• **Problem to solve**: Quote precisely the final stretch of the listing: start at the line containing "What does this" and stop after the last line.

┌─ Information provided

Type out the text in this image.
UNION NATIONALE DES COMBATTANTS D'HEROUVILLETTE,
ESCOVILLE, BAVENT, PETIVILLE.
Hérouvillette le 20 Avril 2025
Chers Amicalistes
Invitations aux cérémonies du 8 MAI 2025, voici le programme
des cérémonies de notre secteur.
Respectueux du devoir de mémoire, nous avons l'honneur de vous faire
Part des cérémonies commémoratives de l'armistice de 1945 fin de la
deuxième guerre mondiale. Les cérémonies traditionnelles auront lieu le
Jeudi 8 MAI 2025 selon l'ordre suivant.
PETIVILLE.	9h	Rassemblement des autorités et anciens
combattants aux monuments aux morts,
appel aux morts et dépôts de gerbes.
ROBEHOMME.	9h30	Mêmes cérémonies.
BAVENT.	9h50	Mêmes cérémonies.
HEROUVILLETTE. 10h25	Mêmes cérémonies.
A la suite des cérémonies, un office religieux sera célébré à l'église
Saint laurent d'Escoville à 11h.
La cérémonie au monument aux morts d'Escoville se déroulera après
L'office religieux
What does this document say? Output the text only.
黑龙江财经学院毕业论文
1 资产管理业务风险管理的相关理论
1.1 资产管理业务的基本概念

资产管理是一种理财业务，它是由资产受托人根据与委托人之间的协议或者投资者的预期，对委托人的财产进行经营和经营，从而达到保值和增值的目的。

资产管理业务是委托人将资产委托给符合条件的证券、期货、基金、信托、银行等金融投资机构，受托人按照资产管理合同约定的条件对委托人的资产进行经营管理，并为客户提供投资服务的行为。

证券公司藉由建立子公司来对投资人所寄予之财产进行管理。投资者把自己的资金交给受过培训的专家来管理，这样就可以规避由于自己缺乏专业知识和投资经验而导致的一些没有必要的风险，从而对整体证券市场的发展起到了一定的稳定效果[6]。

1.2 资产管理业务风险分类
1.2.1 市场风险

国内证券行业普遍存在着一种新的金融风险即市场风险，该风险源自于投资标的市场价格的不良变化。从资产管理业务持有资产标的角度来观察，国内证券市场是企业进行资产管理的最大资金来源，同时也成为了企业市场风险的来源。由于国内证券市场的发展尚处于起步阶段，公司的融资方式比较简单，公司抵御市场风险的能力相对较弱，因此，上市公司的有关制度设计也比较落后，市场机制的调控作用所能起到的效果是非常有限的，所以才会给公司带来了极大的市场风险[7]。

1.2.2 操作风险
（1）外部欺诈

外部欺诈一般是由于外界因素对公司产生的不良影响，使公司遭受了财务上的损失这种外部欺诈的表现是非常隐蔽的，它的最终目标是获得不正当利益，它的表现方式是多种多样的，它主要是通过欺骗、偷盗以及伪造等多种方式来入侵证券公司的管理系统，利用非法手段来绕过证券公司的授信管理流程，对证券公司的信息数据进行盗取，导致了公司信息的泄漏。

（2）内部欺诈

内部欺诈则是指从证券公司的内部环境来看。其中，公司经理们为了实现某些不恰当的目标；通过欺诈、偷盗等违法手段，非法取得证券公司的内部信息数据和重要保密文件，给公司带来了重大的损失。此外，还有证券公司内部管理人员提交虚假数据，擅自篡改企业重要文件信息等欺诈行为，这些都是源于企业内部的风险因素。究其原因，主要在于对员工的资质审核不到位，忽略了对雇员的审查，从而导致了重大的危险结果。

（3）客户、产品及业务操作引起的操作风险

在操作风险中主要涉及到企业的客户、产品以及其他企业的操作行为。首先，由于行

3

└─

• **Answer to the exercise**:
What does this document say? Output the text only.
黑龙江财经学院毕业论文
1 资产管理业务风险管理的相关理论
1.1 资产管理业务的基本概念

资产管理是一种理财业务，它是由资产受托人根据与委托人之间的协议或者投资者的预期，对委托人的财产进行经营和经营，从而达到保值和增值的目的。

资产管理业务是委托人将资产委托给符合条件的证券、期货、基金、信托、银行等金融投资机构，受托人按照资产管理合同约定的条件对委托人的资产进行经营管理，并为客户提供投资服务的行为。

证券公司藉由建立子公司来对投资人所寄予之财产进行管理。投资者把自己的资金交给受过培训的专家来管理，这样就可以规避由于自己缺乏专业知识和投资经验而导致的一些没有必要的风险，从而对整体证券市场的发展起到了一定的稳定效果[6]。

1.2 资产管理业务风险分类
1.2.1 市场风险

国内证券行业普遍存在着一种新的金融风险即市场风险，该风险源自于投资标的市场价格的不良变化。从资产管理业务持有资产标的角度来观察，国内证券市场是企业进行资产管理的最大资金来源，同时也成为了企业市场风险的来源。由于国内证券市场的发展尚处于起步阶段，公司的融资方式比较简单，公司抵御市场风险的能力相对较弱，因此，上市公司的有关制度设计也比较落后，市场机制的调控作用所能起到的效果是非常有限的，所以才会给公司带来了极大的市场风险[7]。

1.2.2 操作风险
（1）外部欺诈

外部欺诈一般是由于外界因素对公司产生的不良影响，使公司遭受了财务上的损失这种外部欺诈的表现是非常隐蔽的，它的最终目标是获得不正当利益，它的表现方式是多种多样的，它主要是通过欺骗、偷盗以及伪造等多种方式来入侵证券公司的管理系统，利用非法手段来绕过证券公司的授信管理流程，对证券公司的信息数据进行盗取，导致了公司信息的泄漏。

（2）内部欺诈

内部欺诈则是指从证券公司的内部环境来看。其中，公司经理们为了实现某些不恰当的目标；通过欺诈、偷盗等违法手段，非法取得证券公司的内部信息数据和重要保密文件，给公司带来了重大的损失。此外，还有证券公司内部管理人员提交虚假数据，擅自篡改企业重要文件信息等欺诈行为，这些都是源于企业内部的风险因素。究其原因，主要在于对员工的资质审核不到位，忽略了对雇员的审查，从而导致了重大的危险结果。

（3）客户、产品及业务操作引起的操作风险

在操作风险中主要涉及到企业的客户、产品以及其他企业的操作行为。首先，由于行

3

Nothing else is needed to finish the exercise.